┌─ Provided records

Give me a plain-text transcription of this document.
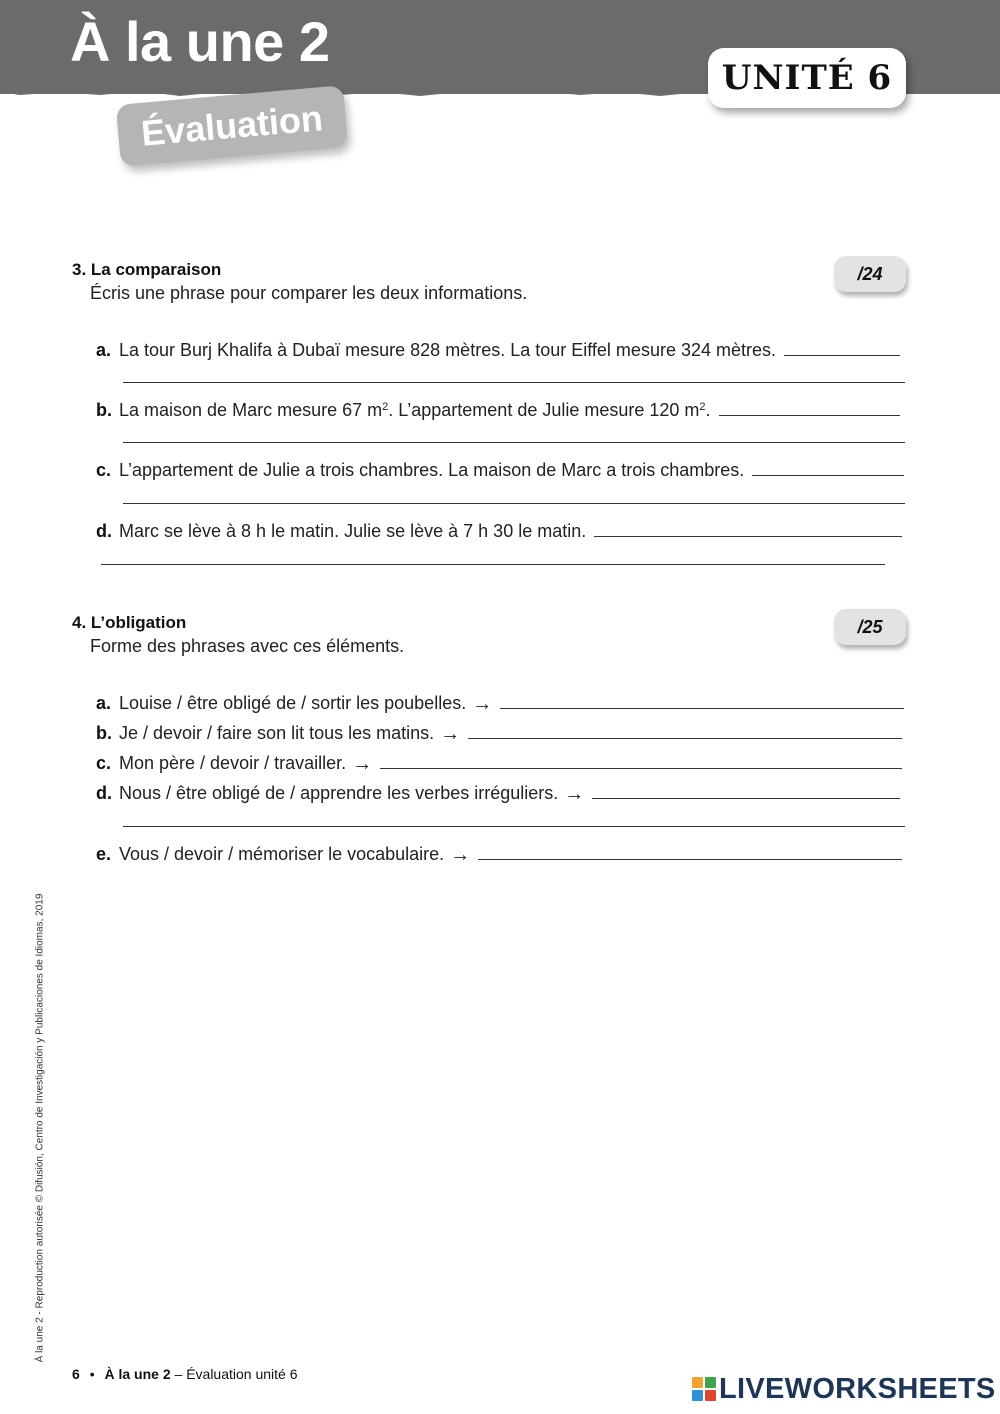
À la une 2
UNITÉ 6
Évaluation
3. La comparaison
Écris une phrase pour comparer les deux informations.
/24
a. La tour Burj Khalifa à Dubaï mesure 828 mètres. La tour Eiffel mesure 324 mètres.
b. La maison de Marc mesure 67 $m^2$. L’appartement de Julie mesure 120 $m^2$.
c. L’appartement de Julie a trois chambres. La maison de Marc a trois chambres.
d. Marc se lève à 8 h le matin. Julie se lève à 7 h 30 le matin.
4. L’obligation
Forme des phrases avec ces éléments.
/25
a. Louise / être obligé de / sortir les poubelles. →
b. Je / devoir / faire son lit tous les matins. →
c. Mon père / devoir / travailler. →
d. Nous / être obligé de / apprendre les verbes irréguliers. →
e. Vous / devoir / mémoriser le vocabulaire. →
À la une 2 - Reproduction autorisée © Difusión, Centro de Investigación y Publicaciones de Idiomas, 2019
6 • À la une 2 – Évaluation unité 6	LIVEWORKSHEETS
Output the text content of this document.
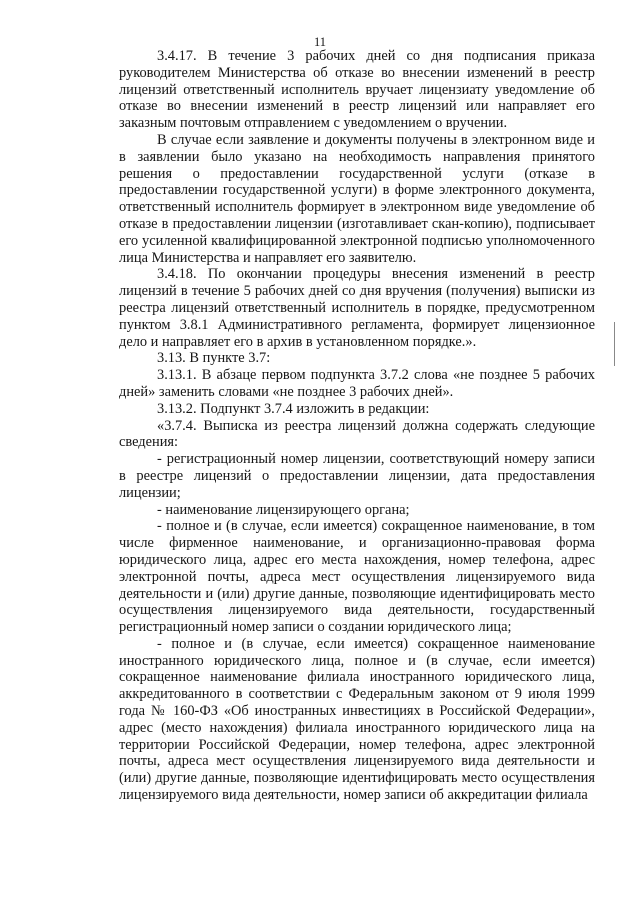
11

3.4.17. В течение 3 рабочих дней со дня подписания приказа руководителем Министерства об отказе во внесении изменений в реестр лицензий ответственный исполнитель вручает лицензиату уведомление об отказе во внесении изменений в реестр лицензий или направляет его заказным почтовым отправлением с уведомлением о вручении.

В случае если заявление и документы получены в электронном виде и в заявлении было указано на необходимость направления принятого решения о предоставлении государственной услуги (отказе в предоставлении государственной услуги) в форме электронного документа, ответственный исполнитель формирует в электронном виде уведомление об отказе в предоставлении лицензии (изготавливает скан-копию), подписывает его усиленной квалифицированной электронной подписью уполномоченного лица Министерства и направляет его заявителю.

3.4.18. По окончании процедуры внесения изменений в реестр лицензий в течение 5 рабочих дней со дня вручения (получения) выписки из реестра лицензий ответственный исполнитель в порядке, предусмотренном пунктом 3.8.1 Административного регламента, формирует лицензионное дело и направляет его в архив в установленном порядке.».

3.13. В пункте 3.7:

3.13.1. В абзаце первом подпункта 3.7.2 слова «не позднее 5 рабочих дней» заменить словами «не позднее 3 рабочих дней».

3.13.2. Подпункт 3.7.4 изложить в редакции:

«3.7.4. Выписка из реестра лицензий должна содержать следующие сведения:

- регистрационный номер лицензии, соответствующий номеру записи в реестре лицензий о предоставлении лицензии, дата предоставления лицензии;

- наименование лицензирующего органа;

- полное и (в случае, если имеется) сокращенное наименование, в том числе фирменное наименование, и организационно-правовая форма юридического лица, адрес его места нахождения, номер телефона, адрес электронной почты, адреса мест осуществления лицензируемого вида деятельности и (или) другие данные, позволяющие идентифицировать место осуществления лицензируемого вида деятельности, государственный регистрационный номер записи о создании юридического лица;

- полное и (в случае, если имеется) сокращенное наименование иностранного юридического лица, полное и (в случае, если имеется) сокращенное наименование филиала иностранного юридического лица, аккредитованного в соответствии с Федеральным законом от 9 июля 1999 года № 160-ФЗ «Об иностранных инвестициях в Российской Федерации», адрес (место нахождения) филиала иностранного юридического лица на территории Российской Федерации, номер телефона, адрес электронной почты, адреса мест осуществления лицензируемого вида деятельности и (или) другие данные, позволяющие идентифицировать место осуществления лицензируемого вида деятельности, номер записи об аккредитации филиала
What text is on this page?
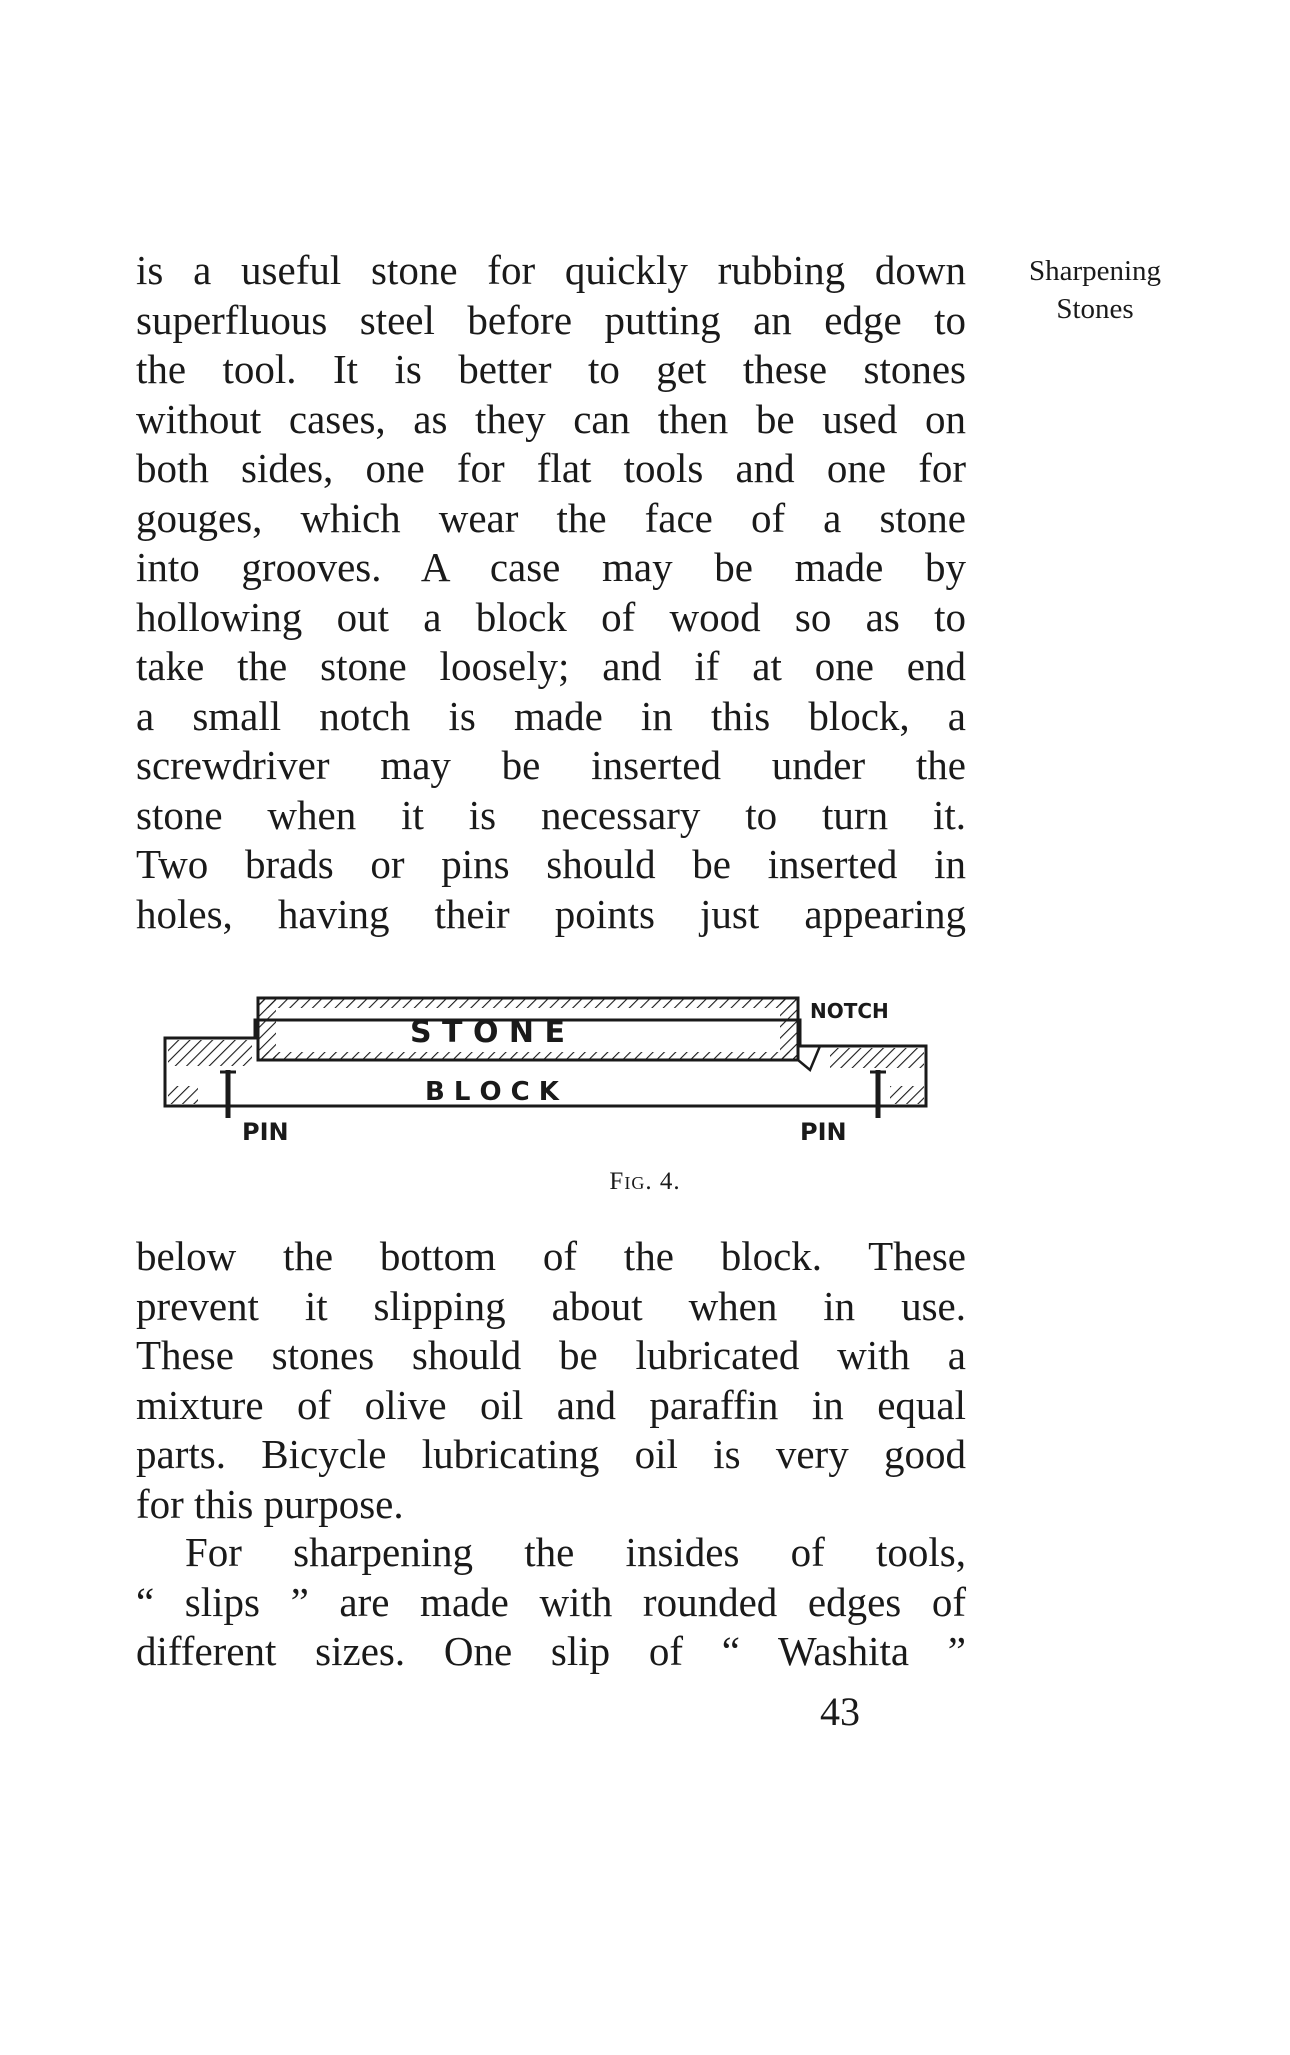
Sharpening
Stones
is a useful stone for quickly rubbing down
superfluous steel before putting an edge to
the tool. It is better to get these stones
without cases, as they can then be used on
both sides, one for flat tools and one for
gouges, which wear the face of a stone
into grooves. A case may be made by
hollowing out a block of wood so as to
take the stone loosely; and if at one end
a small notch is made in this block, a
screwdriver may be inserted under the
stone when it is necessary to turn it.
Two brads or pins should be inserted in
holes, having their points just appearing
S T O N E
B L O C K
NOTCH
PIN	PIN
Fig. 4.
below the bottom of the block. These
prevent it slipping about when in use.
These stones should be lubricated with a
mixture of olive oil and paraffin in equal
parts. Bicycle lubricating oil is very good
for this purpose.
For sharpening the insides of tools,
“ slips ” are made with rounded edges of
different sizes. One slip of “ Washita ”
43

└─

■ Goal of the exercise:
Reproduce the material word for word. Any pictures should be left out of the copy.

■ Full solution:
Give me a plain-text transcription of this document.
À la une 2
UNITÉ 6
Évaluation
3. La comparaison
Écris une phrase pour comparer les deux informations.
/24
a. La tour Burj Khalifa à Dubaï mesure 828 mètres. La tour Eiffel mesure 324 mètres.
b. La maison de Marc mesure 67 $m^2$. L’appartement de Julie mesure 120 $m^2$.
c. L’appartement de Julie a trois chambres. La maison de Marc a trois chambres.
d. Marc se lève à 8 h le matin. Julie se lève à 7 h 30 le matin.
4. L’obligation
Forme des phrases avec ces éléments.
/25
a. Louise / être obligé de / sortir les poubelles. →
b. Je / devoir / faire son lit tous les matins. →
c. Mon père / devoir / travailler. →
d. Nous / être obligé de / apprendre les verbes irréguliers. →
e. Vous / devoir / mémoriser le vocabulaire. →
À la une 2 - Reproduction autorisée © Difusión, Centro de Investigación y Publicaciones de Idiomas, 2019
6 • À la une 2 – Évaluation unité 6	LIVEWORKSHEETS
Output the text content of this document.
11

3.4.17. В течение 3 рабочих дней со дня подписания приказа руководителем Министерства об отказе во внесении изменений в реестр лицензий ответственный исполнитель вручает лицензиату уведомление об отказе во внесении изменений в реестр лицензий или направляет его заказным почтовым отправлением с уведомлением о вручении.

В случае если заявление и документы получены в электронном виде и в заявлении было указано на необходимость направления принятого решения о предоставлении государственной услуги (отказе в предоставлении государственной услуги) в форме электронного документа, ответственный исполнитель формирует в электронном виде уведомление об отказе в предоставлении лицензии (изготавливает скан-копию), подписывает его усиленной квалифицированной электронной подписью уполномоченного лица Министерства и направляет его заявителю.

3.4.18. По окончании процедуры внесения изменений в реестр лицензий в течение 5 рабочих дней со дня вручения (получения) выписки из реестра лицензий ответственный исполнитель в порядке, предусмотренном пунктом 3.8.1 Административного регламента, формирует лицензионное дело и направляет его в архив в установленном порядке.».

3.13. В пункте 3.7:

3.13.1. В абзаце первом подпункта 3.7.2 слова «не позднее 5 рабочих дней» заменить словами «не позднее 3 рабочих дней».

3.13.2. Подпункт 3.7.4 изложить в редакции:

«3.7.4. Выписка из реестра лицензий должна содержать следующие сведения:

- регистрационный номер лицензии, соответствующий номеру записи в реестре лицензий о предоставлении лицензии, дата предоставления лицензии;

- наименование лицензирующего органа;

- полное и (в случае, если имеется) сокращенное наименование, в том числе фирменное наименование, и организационно-правовая форма юридического лица, адрес его места нахождения, номер телефона, адрес электронной почты, адреса мест осуществления лицензируемого вида деятельности и (или) другие данные, позволяющие идентифицировать место осуществления лицензируемого вида деятельности, государственный регистрационный номер записи о создании юридического лица;

- полное и (в случае, если имеется) сокращенное наименование иностранного юридического лица, полное и (в случае, если имеется) сокращенное наименование филиала иностранного юридического лица, аккредитованного в соответствии с Федеральным законом от 9 июля 1999 года № 160-ФЗ «Об иностранных инвестициях в Российской Федерации», адрес (место нахождения) филиала иностранного юридического лица на территории Российской Федерации, номер телефона, адрес электронной почты, адреса мест осуществления лицензируемого вида деятельности и (или) другие данные, позволяющие идентифицировать место осуществления лицензируемого вида деятельности, номер записи об аккредитации филиала
What text is on this page?
Sharpening
Stones
is a useful stone for quickly rubbing down
superfluous steel before putting an edge to
the tool. It is better to get these stones
without cases, as they can then be used on
both sides, one for flat tools and one for
gouges, which wear the face of a stone
into grooves. A case may be made by
hollowing out a block of wood so as to
take the stone loosely; and if at one end
a small notch is made in this block, a
screwdriver may be inserted under the
stone when it is necessary to turn it.
Two brads or pins should be inserted in
holes, having their points just appearing
S T O N E
B L O C K
NOTCH
PIN	PIN
Fig. 4.
below the bottom of the block. These
prevent it slipping about when in use.
These stones should be lubricated with a
mixture of olive oil and paraffin in equal
parts. Bicycle lubricating oil is very good
for this purpose.
For sharpening the insides of tools,
“ slips ” are made with rounded edges of
different sizes. One slip of “ Washita ”
43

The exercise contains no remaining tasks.